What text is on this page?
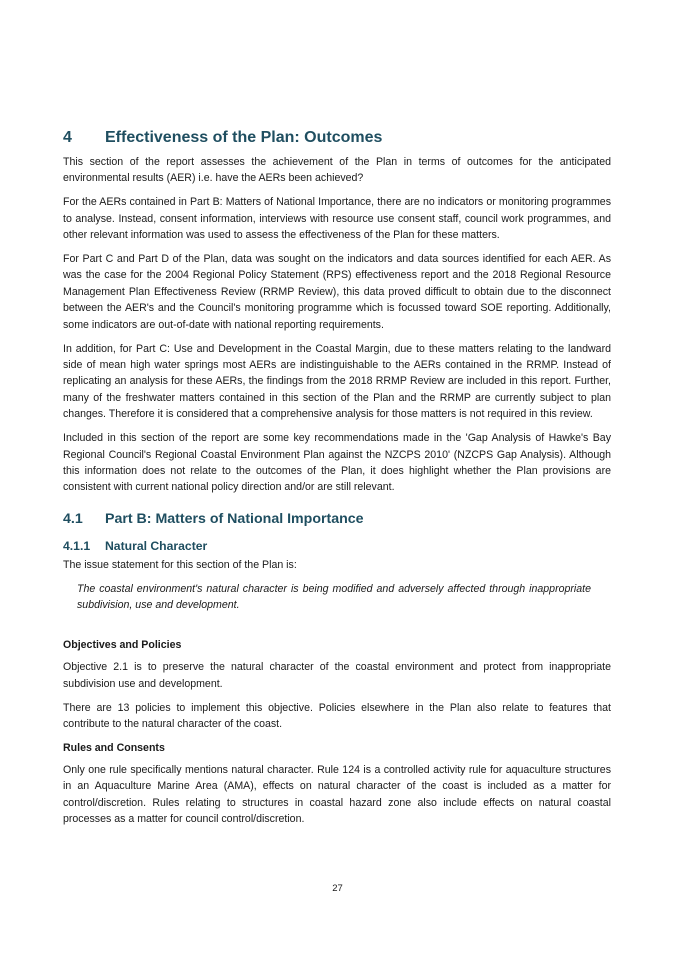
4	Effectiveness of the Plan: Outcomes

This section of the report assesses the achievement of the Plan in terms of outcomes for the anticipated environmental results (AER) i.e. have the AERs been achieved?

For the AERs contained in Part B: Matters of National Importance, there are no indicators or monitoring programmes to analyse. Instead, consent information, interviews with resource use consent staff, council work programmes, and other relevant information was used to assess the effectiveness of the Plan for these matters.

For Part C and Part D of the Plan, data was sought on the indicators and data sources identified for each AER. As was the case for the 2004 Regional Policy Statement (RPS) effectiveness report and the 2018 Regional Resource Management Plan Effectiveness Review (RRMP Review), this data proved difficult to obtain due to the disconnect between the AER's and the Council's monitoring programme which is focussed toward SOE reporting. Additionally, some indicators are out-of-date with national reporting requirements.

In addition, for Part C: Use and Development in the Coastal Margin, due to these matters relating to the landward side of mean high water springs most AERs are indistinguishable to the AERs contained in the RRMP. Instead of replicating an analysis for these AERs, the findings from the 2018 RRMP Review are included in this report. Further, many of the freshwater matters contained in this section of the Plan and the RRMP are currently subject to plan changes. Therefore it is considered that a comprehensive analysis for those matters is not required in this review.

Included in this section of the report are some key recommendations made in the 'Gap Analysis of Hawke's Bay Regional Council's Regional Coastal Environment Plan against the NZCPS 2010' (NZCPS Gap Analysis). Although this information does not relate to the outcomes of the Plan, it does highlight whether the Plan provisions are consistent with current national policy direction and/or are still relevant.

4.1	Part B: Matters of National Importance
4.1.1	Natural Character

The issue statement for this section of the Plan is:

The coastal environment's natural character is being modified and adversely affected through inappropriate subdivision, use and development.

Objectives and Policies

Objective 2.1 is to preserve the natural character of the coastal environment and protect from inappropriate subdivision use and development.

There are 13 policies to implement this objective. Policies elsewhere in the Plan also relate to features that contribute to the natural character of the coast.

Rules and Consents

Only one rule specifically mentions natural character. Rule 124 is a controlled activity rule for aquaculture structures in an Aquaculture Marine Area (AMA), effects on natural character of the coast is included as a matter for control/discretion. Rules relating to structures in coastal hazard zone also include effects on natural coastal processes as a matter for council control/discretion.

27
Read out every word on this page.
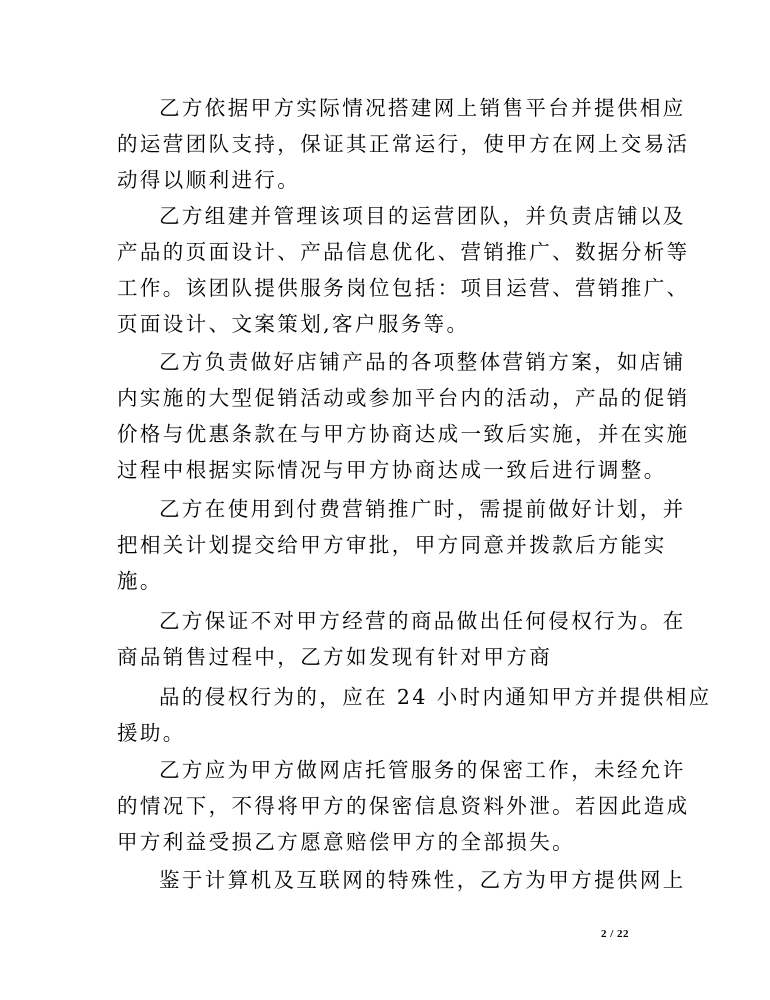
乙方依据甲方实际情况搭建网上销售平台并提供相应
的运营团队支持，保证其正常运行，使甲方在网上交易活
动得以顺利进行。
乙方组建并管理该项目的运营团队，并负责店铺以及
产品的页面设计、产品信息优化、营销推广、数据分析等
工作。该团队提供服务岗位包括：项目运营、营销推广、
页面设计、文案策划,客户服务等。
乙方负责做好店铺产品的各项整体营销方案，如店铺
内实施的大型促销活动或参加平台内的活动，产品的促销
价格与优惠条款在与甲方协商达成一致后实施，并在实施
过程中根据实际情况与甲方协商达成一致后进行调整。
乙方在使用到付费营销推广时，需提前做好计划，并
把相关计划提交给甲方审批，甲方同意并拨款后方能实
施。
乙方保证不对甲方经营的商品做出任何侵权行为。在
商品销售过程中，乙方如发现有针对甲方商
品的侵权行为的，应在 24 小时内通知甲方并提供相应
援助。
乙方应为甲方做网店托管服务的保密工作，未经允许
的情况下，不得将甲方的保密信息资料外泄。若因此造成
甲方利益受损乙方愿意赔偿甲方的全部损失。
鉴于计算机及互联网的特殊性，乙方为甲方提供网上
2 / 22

Instruction:
Copy only the lines running from the one that holds "Read out every word on this page." through the last line of the data, and include both of those lines. Do not copy any pictures.

Finished answer:
Read out every word on this page.
乙方依据甲方实际情况搭建网上销售平台并提供相应
的运营团队支持，保证其正常运行，使甲方在网上交易活
动得以顺利进行。
乙方组建并管理该项目的运营团队，并负责店铺以及
产品的页面设计、产品信息优化、营销推广、数据分析等
工作。该团队提供服务岗位包括：项目运营、营销推广、
页面设计、文案策划,客户服务等。
乙方负责做好店铺产品的各项整体营销方案，如店铺
内实施的大型促销活动或参加平台内的活动，产品的促销
价格与优惠条款在与甲方协商达成一致后实施，并在实施
过程中根据实际情况与甲方协商达成一致后进行调整。
乙方在使用到付费营销推广时，需提前做好计划，并
把相关计划提交给甲方审批，甲方同意并拨款后方能实
施。
乙方保证不对甲方经营的商品做出任何侵权行为。在
商品销售过程中，乙方如发现有针对甲方商
品的侵权行为的，应在 24 小时内通知甲方并提供相应
援助。
乙方应为甲方做网店托管服务的保密工作，未经允许
的情况下，不得将甲方的保密信息资料外泄。若因此造成
甲方利益受损乙方愿意赔偿甲方的全部损失。
鉴于计算机及互联网的特殊性，乙方为甲方提供网上
2 / 22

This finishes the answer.